PROBLEM DETAILS :: Go through the lines below. Copy those with "legend".

RECORDS SUPPLIED ::
....................

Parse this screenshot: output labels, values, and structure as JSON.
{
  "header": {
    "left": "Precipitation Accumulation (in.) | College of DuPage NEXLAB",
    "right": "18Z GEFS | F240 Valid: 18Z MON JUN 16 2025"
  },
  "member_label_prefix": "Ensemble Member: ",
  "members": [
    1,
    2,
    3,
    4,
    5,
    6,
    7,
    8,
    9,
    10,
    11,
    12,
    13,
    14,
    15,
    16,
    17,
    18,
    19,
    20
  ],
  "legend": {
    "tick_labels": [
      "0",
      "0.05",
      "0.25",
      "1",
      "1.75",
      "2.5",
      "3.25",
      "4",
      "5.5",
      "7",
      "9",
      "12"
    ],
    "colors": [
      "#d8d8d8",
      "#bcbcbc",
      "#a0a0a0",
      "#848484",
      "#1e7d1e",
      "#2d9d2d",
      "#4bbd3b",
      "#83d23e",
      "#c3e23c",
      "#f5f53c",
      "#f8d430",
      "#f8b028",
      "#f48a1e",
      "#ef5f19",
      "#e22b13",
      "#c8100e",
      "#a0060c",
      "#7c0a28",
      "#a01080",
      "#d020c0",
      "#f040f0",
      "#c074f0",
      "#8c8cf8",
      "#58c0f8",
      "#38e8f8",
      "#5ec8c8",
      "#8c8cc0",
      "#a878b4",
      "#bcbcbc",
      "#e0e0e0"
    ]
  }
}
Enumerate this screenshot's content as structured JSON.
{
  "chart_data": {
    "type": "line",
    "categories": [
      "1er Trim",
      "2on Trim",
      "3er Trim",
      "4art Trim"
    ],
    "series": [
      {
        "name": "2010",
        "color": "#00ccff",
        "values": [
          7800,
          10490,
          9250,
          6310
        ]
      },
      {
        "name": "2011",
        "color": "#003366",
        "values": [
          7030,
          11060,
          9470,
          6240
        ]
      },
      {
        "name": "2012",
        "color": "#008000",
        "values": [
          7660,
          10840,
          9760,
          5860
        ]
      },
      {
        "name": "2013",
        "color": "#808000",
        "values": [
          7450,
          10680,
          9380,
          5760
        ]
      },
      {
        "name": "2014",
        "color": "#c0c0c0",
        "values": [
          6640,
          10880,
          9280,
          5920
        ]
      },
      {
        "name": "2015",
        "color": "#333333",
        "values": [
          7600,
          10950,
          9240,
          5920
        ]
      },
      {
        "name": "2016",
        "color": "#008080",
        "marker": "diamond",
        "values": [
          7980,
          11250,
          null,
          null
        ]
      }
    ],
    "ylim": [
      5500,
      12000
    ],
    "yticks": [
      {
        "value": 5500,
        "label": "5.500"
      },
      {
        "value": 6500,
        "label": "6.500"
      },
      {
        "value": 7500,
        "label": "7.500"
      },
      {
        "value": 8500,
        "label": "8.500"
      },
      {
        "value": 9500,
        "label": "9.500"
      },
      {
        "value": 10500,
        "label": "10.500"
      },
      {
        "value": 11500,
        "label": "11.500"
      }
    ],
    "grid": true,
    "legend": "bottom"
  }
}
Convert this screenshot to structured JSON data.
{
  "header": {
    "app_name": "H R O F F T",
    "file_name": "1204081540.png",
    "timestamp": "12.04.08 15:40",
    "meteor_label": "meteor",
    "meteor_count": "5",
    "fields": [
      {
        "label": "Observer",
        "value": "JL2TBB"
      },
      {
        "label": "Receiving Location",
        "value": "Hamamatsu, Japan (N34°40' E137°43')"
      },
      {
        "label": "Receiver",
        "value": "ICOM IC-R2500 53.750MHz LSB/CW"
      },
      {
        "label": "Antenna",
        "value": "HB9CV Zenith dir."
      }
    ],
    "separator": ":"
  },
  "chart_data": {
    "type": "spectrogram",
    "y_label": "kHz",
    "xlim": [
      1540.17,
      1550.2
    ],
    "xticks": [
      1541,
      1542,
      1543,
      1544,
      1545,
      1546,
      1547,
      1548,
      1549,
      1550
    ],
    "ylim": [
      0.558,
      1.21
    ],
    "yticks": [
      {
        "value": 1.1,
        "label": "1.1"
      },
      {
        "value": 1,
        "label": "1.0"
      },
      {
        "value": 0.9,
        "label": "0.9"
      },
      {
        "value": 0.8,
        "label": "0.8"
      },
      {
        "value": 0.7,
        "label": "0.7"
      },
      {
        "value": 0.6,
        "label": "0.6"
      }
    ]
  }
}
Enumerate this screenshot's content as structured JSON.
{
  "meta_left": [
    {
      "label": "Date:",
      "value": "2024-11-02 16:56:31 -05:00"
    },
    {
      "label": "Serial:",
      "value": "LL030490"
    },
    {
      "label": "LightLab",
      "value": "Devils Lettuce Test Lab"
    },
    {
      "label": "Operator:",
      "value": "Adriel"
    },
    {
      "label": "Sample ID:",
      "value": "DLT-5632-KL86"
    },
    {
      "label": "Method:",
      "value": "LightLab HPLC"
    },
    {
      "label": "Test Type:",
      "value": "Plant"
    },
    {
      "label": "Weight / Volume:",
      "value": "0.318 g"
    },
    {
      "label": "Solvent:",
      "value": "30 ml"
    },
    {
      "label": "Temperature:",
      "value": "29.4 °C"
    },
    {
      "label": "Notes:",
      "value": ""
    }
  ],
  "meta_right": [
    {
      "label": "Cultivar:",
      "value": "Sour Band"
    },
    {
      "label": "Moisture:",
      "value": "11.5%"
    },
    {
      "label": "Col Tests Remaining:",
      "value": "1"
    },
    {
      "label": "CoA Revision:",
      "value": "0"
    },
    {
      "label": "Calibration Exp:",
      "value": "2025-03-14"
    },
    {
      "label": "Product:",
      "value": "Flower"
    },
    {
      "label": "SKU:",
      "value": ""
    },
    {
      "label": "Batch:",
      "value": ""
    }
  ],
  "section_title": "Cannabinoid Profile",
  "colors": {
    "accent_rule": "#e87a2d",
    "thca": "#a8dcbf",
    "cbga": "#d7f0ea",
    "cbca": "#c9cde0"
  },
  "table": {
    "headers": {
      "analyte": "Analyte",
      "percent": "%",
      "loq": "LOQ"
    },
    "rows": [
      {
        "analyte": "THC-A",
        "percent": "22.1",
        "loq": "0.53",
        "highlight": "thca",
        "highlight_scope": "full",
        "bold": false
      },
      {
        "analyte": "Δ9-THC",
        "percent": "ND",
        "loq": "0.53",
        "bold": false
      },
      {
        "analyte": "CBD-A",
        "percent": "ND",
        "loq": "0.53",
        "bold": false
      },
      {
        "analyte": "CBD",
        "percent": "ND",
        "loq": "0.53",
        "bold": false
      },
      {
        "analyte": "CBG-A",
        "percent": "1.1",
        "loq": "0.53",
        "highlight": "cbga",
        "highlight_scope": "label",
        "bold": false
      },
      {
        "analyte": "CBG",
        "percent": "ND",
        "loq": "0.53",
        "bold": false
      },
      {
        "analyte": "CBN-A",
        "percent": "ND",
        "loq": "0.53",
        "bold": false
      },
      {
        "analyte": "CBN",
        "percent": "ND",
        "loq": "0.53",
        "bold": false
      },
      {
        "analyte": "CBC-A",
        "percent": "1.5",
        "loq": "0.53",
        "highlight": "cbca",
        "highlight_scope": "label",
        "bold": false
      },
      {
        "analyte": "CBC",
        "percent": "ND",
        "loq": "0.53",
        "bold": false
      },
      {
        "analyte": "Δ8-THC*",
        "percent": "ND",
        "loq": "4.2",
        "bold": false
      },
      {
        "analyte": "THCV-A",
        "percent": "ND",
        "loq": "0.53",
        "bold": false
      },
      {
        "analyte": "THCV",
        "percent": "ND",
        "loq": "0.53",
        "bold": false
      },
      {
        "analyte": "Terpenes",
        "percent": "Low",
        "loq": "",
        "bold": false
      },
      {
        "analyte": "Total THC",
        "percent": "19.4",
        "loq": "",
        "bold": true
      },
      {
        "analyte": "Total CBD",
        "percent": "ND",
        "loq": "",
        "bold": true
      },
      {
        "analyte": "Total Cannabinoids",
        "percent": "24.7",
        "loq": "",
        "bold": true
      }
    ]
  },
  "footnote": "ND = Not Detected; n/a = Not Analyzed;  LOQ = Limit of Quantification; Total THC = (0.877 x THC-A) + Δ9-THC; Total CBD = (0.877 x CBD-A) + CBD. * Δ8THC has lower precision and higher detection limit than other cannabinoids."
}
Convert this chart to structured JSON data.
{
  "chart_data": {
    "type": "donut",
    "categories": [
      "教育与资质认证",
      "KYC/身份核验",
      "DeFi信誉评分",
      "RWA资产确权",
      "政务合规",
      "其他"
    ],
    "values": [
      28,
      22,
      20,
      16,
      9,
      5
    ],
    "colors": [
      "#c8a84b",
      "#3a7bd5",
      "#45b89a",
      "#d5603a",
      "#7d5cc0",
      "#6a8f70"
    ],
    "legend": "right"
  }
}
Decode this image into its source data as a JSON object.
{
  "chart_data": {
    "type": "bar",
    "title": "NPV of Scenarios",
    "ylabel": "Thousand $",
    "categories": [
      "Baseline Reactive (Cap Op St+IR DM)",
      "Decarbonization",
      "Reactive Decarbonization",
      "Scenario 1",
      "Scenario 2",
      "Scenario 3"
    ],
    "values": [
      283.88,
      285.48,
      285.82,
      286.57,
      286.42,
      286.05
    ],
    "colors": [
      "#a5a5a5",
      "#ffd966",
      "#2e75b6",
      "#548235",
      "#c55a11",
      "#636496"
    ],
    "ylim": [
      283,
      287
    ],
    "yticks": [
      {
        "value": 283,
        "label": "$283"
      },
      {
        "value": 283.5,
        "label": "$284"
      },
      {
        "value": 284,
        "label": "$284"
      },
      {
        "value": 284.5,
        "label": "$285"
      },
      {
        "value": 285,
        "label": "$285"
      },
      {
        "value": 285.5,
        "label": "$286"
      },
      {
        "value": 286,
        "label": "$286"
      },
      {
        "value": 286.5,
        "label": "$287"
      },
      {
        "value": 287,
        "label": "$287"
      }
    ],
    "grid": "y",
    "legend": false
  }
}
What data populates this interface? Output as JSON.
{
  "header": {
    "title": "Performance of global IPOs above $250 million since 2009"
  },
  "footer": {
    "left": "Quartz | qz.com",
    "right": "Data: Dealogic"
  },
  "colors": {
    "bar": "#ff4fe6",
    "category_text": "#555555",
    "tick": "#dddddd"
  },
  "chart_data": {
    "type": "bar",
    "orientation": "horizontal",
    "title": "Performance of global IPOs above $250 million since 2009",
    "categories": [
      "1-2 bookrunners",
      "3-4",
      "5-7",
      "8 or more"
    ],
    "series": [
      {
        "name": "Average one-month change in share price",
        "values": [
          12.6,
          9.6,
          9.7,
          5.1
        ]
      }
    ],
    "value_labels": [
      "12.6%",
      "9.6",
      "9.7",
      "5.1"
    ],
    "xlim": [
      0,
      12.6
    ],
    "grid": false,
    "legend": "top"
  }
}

....................

COMPLETED EXERCISE ::
  "legend": {
    "legend": "bottom"
    "legend": "right"
    "legend": false
    "legend": "top"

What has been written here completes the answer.